RECORDED INFORMATION:
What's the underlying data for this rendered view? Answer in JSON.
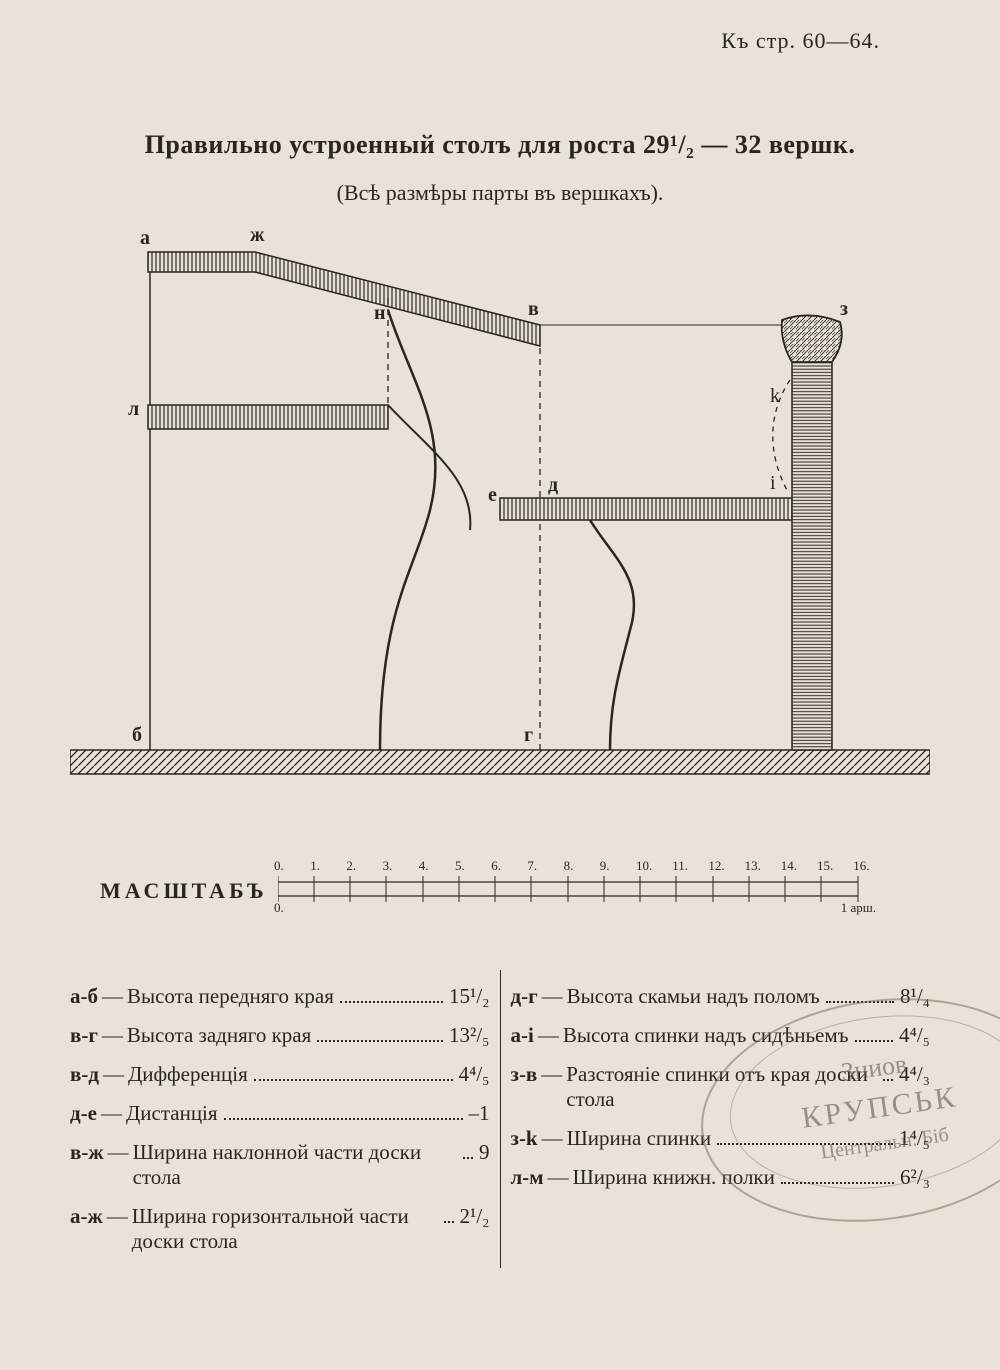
{
  "page_reference": "Къ стр. 60—64.",
  "title": "Правильно устроенный столъ для роста 29¹/₂ — 32 вершк.",
  "subtitle": "(Всѣ размѣры парты въ вершкахъ).",
  "diagram": {
    "labels": {
      "a": "а",
      "zh": "ж",
      "v": "в",
      "z": "з",
      "n": "н",
      "l": "л",
      "k": "k",
      "i": "i",
      "e": "е",
      "d": "д",
      "b": "б",
      "g": "г"
    },
    "colors": {
      "ink": "#2a2520",
      "paper": "#e8e2d8",
      "hatch": "#2a2520"
    },
    "geometry_notes": "Side elevation of school desk: sloped desktop а-ж-в, shelf л, seat е-д-i, backrest з-k, floor hatched. Dashed verticals at н, д, i."
  },
  "scale": {
    "label": "МАСШТАБЪ",
    "ticks": [
      "0.",
      "1.",
      "2.",
      "3.",
      "4.",
      "5.",
      "6.",
      "7.",
      "8.",
      "9.",
      "10.",
      "11.",
      "12.",
      "13.",
      "14.",
      "15.",
      "16."
    ],
    "unit_right": "1 арш.",
    "unit_left": "0."
  },
  "legend": {
    "left": [
      {
        "key": "а-б",
        "desc": "Высота передняго края",
        "value": "15¹/₂"
      },
      {
        "key": "в-г",
        "desc": "Высота задняго края",
        "value": "13²/₅"
      },
      {
        "key": "в-д",
        "desc": "Дифференція",
        "value": "4⁴/₅"
      },
      {
        "key": "д-е",
        "desc": "Дистанція",
        "value": "–1"
      },
      {
        "key": "в-ж",
        "desc": "Ширина наклонной части доски стола",
        "value": "9"
      },
      {
        "key": "а-ж",
        "desc": "Ширина горизонтальной части доски стола",
        "value": "2¹/₂"
      }
    ],
    "right": [
      {
        "key": "д-г",
        "desc": "Высота скамьи надъ поломъ",
        "value": "8¹/₄"
      },
      {
        "key": "а-i",
        "desc": "Высота спинки надъ сидѣньемъ",
        "value": "4⁴/₅"
      },
      {
        "key": "з-в",
        "desc": "Разстояніе спинки отъ края доски стола",
        "value": "4⁴/₃"
      },
      {
        "key": "з-k",
        "desc": "Ширина спинки",
        "value": "1⁴/₅"
      },
      {
        "key": "л-м",
        "desc": "Ширина книжн. полки",
        "value": "6²/₃"
      }
    ]
  },
  "stamp": {
    "line1": "Зниов",
    "line2": "КРУПСЬК",
    "line3": "Центральн. Біб"
  }
}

THE EXERCISE: Without including any pictures, print all of the material exactly as given.

EXPECTED ANSWER:
What's the underlying data for this rendered view? Answer in JSON.
{
  "page_reference": "Къ стр. 60—64.",
  "title": "Правильно устроенный столъ для роста 29¹/₂ — 32 вершк.",
  "subtitle": "(Всѣ размѣры парты въ вершкахъ).",
  "diagram": {
    "labels": {
      "a": "а",
      "zh": "ж",
      "v": "в",
      "z": "з",
      "n": "н",
      "l": "л",
      "k": "k",
      "i": "i",
      "e": "е",
      "d": "д",
      "b": "б",
      "g": "г"
    },
    "colors": {
      "ink": "#2a2520",
      "paper": "#e8e2d8",
      "hatch": "#2a2520"
    },
    "geometry_notes": "Side elevation of school desk: sloped desktop а-ж-в, shelf л, seat е-д-i, backrest з-k, floor hatched. Dashed verticals at н, д, i."
  },
  "scale": {
    "label": "МАСШТАБЪ",
    "ticks": [
      "0.",
      "1.",
      "2.",
      "3.",
      "4.",
      "5.",
      "6.",
      "7.",
      "8.",
      "9.",
      "10.",
      "11.",
      "12.",
      "13.",
      "14.",
      "15.",
      "16."
    ],
    "unit_right": "1 арш.",
    "unit_left": "0."
  },
  "legend": {
    "left": [
      {
        "key": "а-б",
        "desc": "Высота передняго края",
        "value": "15¹/₂"
      },
      {
        "key": "в-г",
        "desc": "Высота задняго края",
        "value": "13²/₅"
      },
      {
        "key": "в-д",
        "desc": "Дифференція",
        "value": "4⁴/₅"
      },
      {
        "key": "д-е",
        "desc": "Дистанція",
        "value": "–1"
      },
      {
        "key": "в-ж",
        "desc": "Ширина наклонной части доски стола",
        "value": "9"
      },
      {
        "key": "а-ж",
        "desc": "Ширина горизонтальной части доски стола",
        "value": "2¹/₂"
      }
    ],
    "right": [
      {
        "key": "д-г",
        "desc": "Высота скамьи надъ поломъ",
        "value": "8¹/₄"
      },
      {
        "key": "а-i",
        "desc": "Высота спинки надъ сидѣньемъ",
        "value": "4⁴/₅"
      },
      {
        "key": "з-в",
        "desc": "Разстояніе спинки отъ края доски стола",
        "value": "4⁴/₃"
      },
      {
        "key": "з-k",
        "desc": "Ширина спинки",
        "value": "1⁴/₅"
      },
      {
        "key": "л-м",
        "desc": "Ширина книжн. полки",
        "value": "6²/₃"
      }
    ]
  },
  "stamp": {
    "line1": "Зниов",
    "line2": "КРУПСЬК",
    "line3": "Центральн. Біб"
  }
}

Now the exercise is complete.